*OBJECTIVE:* All records should be reproduced verbatim.

Items listed in a dataset
···
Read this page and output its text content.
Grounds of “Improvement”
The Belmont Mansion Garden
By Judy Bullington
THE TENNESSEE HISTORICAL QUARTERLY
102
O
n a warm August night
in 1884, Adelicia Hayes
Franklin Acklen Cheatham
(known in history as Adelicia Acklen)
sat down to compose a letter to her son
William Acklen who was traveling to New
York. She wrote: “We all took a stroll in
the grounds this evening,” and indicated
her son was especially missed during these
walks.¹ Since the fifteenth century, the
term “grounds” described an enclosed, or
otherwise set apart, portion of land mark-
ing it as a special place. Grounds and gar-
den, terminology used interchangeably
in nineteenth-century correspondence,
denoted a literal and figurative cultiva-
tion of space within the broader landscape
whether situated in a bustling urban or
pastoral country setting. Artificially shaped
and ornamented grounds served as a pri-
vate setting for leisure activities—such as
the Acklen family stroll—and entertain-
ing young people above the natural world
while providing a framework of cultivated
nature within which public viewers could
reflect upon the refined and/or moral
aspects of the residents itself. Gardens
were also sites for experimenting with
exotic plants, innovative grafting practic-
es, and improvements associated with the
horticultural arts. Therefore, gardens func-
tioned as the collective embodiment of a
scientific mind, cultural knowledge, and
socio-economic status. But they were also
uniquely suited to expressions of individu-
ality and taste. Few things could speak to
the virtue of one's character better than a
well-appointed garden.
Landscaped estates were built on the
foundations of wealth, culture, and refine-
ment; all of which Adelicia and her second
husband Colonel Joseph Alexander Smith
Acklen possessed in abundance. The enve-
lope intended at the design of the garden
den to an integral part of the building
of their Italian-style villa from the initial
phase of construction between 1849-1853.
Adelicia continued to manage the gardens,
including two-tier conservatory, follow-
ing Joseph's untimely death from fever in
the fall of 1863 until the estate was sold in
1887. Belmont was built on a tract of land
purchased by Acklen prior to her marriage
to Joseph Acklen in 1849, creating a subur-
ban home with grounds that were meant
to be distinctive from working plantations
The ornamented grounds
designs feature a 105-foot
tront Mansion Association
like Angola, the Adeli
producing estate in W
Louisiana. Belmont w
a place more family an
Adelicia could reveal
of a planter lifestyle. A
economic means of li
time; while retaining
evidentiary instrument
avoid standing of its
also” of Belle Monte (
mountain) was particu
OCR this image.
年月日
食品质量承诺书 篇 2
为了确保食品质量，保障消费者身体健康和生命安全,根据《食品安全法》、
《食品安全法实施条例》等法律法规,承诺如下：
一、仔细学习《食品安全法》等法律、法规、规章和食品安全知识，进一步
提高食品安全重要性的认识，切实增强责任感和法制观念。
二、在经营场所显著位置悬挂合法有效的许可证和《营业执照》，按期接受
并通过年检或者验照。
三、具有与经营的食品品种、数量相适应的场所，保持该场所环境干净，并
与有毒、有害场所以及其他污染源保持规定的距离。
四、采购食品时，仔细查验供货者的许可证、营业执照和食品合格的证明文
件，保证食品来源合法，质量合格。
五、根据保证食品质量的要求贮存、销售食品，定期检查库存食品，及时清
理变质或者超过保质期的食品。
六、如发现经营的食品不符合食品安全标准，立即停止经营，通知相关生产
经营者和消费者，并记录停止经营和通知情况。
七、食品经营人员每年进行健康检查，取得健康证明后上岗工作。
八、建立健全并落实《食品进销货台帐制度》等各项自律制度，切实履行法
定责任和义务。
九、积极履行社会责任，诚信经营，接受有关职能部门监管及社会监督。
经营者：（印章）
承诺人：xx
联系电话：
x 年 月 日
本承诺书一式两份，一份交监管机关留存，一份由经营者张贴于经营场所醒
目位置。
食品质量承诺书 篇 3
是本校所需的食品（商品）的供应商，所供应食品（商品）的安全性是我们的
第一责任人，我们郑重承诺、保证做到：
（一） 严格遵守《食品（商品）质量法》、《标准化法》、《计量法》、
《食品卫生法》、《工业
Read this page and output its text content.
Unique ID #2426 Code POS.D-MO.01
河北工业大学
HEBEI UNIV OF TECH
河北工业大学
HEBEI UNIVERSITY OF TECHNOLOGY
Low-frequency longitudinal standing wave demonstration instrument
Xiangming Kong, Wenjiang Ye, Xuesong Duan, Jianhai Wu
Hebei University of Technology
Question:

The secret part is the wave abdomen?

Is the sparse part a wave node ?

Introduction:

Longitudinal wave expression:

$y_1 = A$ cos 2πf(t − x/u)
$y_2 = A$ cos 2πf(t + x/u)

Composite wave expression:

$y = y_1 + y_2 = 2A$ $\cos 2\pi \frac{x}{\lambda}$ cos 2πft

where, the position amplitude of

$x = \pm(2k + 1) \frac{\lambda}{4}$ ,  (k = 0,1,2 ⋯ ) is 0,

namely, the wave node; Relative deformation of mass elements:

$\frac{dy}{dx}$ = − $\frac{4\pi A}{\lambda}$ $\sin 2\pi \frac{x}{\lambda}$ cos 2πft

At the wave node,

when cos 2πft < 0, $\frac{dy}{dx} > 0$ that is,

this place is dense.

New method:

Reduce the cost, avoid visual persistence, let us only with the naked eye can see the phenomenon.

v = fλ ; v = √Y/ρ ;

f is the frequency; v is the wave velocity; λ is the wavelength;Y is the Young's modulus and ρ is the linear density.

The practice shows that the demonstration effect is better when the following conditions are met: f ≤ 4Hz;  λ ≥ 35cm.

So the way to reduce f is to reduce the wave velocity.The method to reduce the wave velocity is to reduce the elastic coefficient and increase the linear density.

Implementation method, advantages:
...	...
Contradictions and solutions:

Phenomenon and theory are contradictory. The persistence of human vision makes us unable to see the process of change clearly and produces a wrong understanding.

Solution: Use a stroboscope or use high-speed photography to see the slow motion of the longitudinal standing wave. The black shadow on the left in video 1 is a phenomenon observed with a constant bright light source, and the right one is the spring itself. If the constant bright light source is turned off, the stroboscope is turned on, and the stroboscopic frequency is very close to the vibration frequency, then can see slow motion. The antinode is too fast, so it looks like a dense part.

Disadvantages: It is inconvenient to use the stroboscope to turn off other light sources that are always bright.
···
*REPLY:*
Read this page and output its text content.
Grounds of “Improvement”
The Belmont Mansion Garden
By Judy Bullington
THE TENNESSEE HISTORICAL QUARTERLY
102
O
n a warm August night
in 1884, Adelicia Hayes
Franklin Acklen Cheatham
(known in history as Adelicia Acklen)
sat down to compose a letter to her son
William Acklen who was traveling to New
York. She wrote: “We all took a stroll in
the grounds this evening,” and indicated
her son was especially missed during these
walks.¹ Since the fifteenth century, the
term “grounds” described an enclosed, or
otherwise set apart, portion of land mark-
ing it as a special place. Grounds and gar-
den, terminology used interchangeably
in nineteenth-century correspondence,
denoted a literal and figurative cultiva-
tion of space within the broader landscape
whether situated in a bustling urban or
pastoral country setting. Artificially shaped
and ornamented grounds served as a pri-
vate setting for leisure activities—such as
the Acklen family stroll—and entertain-
ing young people above the natural world
while providing a framework of cultivated
nature within which public viewers could
reflect upon the refined and/or moral
aspects of the residents itself. Gardens
were also sites for experimenting with
exotic plants, innovative grafting practic-
es, and improvements associated with the
horticultural arts. Therefore, gardens func-
tioned as the collective embodiment of a
scientific mind, cultural knowledge, and
socio-economic status. But they were also
uniquely suited to expressions of individu-
ality and taste. Few things could speak to
the virtue of one's character better than a
well-appointed garden.
Landscaped estates were built on the
foundations of wealth, culture, and refine-
ment; all of which Adelicia and her second
husband Colonel Joseph Alexander Smith
Acklen possessed in abundance. The enve-
lope intended at the design of the garden
den to an integral part of the building
of their Italian-style villa from the initial
phase of construction between 1849-1853.
Adelicia continued to manage the gardens,
including two-tier conservatory, follow-
ing Joseph's untimely death from fever in
the fall of 1863 until the estate was sold in
1887. Belmont was built on a tract of land
purchased by Acklen prior to her marriage
to Joseph Acklen in 1849, creating a subur-
ban home with grounds that were meant
to be distinctive from working plantations
The ornamented grounds
designs feature a 105-foot
tront Mansion Association
like Angola, the Adeli
producing estate in W
Louisiana. Belmont w
a place more family an
Adelicia could reveal
of a planter lifestyle. A
economic means of li
time; while retaining
evidentiary instrument
avoid standing of its
also” of Belle Monte (
mountain) was particu
OCR this image.
年月日
食品质量承诺书 篇 2
为了确保食品质量，保障消费者身体健康和生命安全,根据《食品安全法》、
《食品安全法实施条例》等法律法规,承诺如下：
一、仔细学习《食品安全法》等法律、法规、规章和食品安全知识，进一步
提高食品安全重要性的认识，切实增强责任感和法制观念。
二、在经营场所显著位置悬挂合法有效的许可证和《营业执照》，按期接受
并通过年检或者验照。
三、具有与经营的食品品种、数量相适应的场所，保持该场所环境干净，并
与有毒、有害场所以及其他污染源保持规定的距离。
四、采购食品时，仔细查验供货者的许可证、营业执照和食品合格的证明文
件，保证食品来源合法，质量合格。
五、根据保证食品质量的要求贮存、销售食品，定期检查库存食品，及时清
理变质或者超过保质期的食品。
六、如发现经营的食品不符合食品安全标准，立即停止经营，通知相关生产
经营者和消费者，并记录停止经营和通知情况。
七、食品经营人员每年进行健康检查，取得健康证明后上岗工作。
八、建立健全并落实《食品进销货台帐制度》等各项自律制度，切实履行法
定责任和义务。
九、积极履行社会责任，诚信经营，接受有关职能部门监管及社会监督。
经营者：（印章）
承诺人：xx
联系电话：
x 年 月 日
本承诺书一式两份，一份交监管机关留存，一份由经营者张贴于经营场所醒
目位置。
食品质量承诺书 篇 3
是本校所需的食品（商品）的供应商，所供应食品（商品）的安全性是我们的
第一责任人，我们郑重承诺、保证做到：
（一） 严格遵守《食品（商品）质量法》、《标准化法》、《计量法》、
《食品卫生法》、《工业
Read this page and output its text content.
Unique ID #2426 Code POS.D-MO.01
河北工业大学
HEBEI UNIV OF TECH
河北工业大学
HEBEI UNIVERSITY OF TECHNOLOGY
Low-frequency longitudinal standing wave demonstration instrument
Xiangming Kong, Wenjiang Ye, Xuesong Duan, Jianhai Wu
Hebei University of Technology
Question:

The secret part is the wave abdomen?

Is the sparse part a wave node ?

Introduction:

Longitudinal wave expression:

$y_1 = A$ cos 2πf(t − x/u)
$y_2 = A$ cos 2πf(t + x/u)

Composite wave expression:

$y = y_1 + y_2 = 2A$ $\cos 2\pi \frac{x}{\lambda}$ cos 2πft

where, the position amplitude of

$x = \pm(2k + 1) \frac{\lambda}{4}$ ,  (k = 0,1,2 ⋯ ) is 0,

namely, the wave node; Relative deformation of mass elements:

$\frac{dy}{dx}$ = − $\frac{4\pi A}{\lambda}$ $\sin 2\pi \frac{x}{\lambda}$ cos 2πft

At the wave node,

when cos 2πft < 0, $\frac{dy}{dx} > 0$ that is,

this place is dense.

New method:

Reduce the cost, avoid visual persistence, let us only with the naked eye can see the phenomenon.

v = fλ ; v = √Y/ρ ;

f is the frequency; v is the wave velocity; λ is the wavelength;Y is the Young's modulus and ρ is the linear density.

The practice shows that the demonstration effect is better when the following conditions are met: f ≤ 4Hz;  λ ≥ 35cm.

So the way to reduce f is to reduce the wave velocity.The method to reduce the wave velocity is to reduce the elastic coefficient and increase the linear density.

Implementation method, advantages:
...	...
Contradictions and solutions:

Phenomenon and theory are contradictory. The persistence of human vision makes us unable to see the process of change clearly and produces a wrong understanding.

Solution: Use a stroboscope or use high-speed photography to see the slow motion of the longitudinal standing wave. The black shadow on the left in video 1 is a phenomenon observed with a constant bright light source, and the right one is the spring itself. If the constant bright light source is turned off, the stroboscope is turned on, and the stroboscopic frequency is very close to the vibration frequency, then can see slow motion. The antinode is too fast, so it looks like a dense part.

Disadvantages: It is inconvenient to use the stroboscope to turn off other light sources that are always bright.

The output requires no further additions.